**WRITTEN TASK:**
Filter the records below down to lines containing "ylabel".

**Stored entries:**
------

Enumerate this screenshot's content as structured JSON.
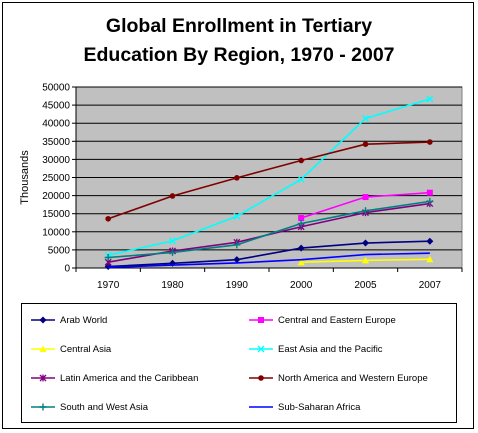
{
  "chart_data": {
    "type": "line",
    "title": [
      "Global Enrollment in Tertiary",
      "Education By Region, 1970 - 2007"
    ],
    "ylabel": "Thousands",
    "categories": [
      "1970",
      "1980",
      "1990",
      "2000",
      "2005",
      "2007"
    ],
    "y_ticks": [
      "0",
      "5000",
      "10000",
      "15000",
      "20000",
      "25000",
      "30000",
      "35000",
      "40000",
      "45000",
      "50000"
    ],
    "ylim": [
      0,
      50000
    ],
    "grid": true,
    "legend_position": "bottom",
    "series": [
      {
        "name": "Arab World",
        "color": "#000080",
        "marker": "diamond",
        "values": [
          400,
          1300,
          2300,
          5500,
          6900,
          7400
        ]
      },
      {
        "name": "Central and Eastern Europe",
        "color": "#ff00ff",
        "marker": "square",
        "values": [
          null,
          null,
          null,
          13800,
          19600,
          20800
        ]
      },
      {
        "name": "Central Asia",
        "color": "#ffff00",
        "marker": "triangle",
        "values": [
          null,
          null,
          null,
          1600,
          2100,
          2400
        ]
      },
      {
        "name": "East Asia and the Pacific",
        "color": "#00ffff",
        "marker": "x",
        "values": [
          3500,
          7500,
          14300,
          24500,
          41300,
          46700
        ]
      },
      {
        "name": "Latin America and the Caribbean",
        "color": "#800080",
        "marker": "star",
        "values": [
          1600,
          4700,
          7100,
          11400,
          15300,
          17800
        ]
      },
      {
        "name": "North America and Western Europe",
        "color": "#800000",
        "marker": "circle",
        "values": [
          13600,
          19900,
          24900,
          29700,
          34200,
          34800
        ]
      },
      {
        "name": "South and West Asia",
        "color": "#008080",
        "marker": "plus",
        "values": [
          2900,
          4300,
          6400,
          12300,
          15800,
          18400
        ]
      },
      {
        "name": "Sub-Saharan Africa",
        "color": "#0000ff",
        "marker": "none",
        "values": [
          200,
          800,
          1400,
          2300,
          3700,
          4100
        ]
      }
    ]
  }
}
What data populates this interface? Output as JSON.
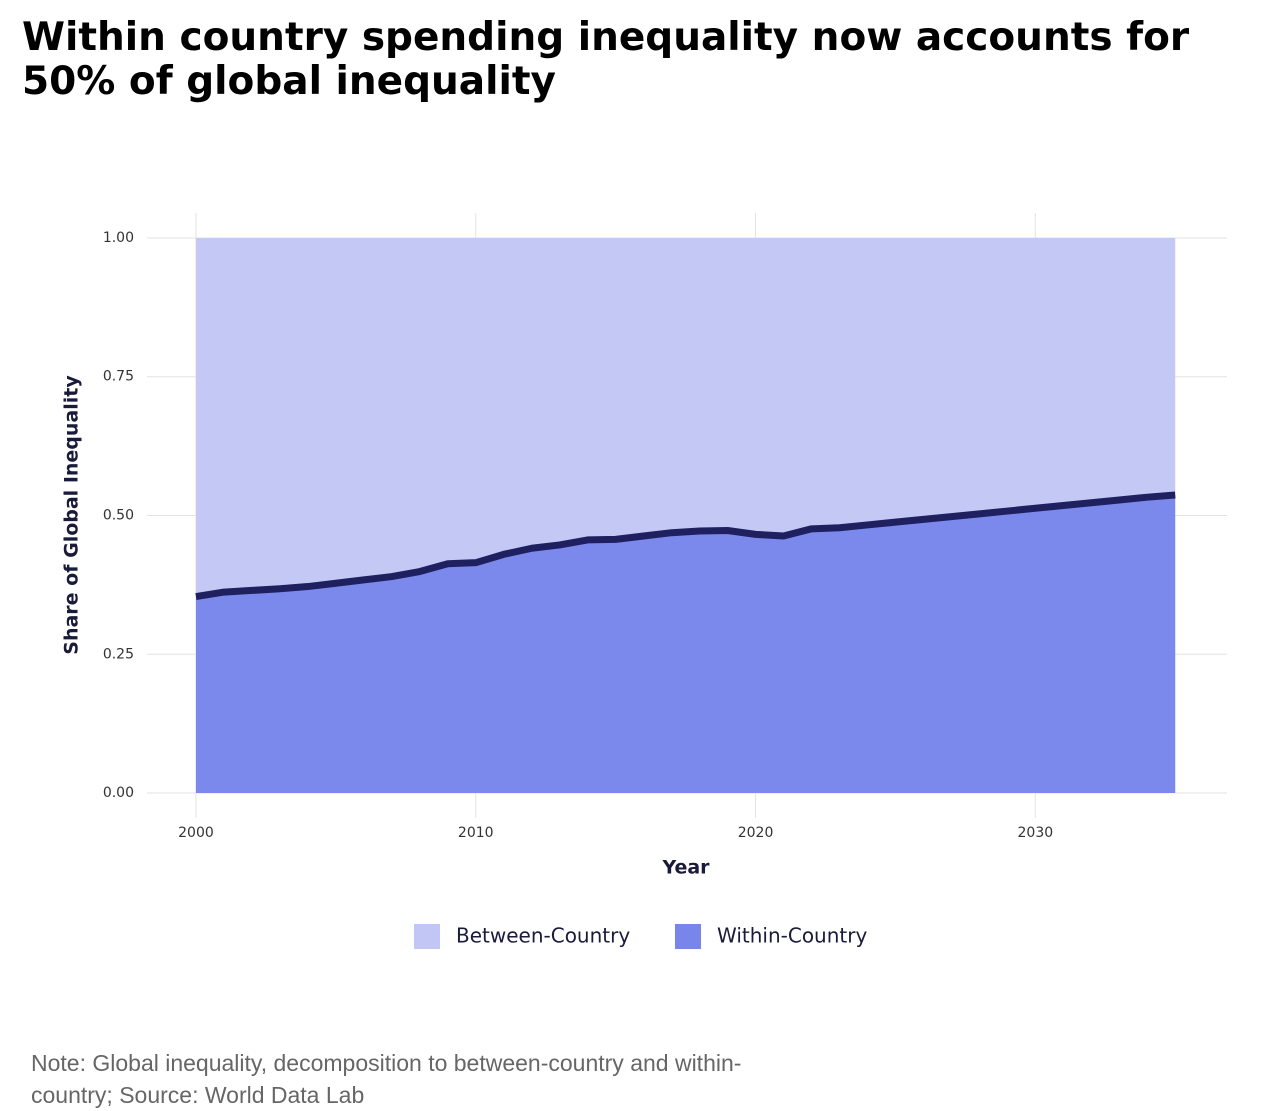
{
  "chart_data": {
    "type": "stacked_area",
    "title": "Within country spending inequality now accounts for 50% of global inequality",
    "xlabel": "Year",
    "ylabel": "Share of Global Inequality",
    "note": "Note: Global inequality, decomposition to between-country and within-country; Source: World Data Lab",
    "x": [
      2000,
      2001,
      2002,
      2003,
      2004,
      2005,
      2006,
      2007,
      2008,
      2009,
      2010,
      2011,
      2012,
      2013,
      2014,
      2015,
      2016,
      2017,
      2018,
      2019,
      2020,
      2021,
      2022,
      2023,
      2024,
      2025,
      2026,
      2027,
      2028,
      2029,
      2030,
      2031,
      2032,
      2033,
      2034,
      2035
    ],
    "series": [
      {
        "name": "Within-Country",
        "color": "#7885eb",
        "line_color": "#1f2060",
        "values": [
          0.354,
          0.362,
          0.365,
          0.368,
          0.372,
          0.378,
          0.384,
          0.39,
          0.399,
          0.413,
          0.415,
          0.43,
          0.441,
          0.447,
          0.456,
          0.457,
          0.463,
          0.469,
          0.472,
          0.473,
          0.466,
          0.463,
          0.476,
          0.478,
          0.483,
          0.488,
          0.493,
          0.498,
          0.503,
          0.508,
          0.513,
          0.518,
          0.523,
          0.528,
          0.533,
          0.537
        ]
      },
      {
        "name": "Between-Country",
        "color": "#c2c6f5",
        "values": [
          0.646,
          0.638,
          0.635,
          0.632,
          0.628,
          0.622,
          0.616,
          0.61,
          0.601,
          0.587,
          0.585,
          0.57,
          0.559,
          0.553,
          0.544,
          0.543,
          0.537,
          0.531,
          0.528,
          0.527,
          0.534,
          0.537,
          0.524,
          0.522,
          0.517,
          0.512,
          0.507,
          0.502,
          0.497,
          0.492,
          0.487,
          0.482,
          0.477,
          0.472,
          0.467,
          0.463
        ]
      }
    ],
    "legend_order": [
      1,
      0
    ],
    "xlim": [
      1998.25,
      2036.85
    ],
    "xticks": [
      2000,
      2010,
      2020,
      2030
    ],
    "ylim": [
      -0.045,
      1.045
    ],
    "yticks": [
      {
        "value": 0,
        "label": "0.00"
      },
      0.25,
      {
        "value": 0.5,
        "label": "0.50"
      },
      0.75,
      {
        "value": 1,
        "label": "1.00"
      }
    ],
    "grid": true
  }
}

------

**PROBLEM SOLUTION:**
    "ylabel": "Thousands",
    "ylabel": "Share of Global Inequality",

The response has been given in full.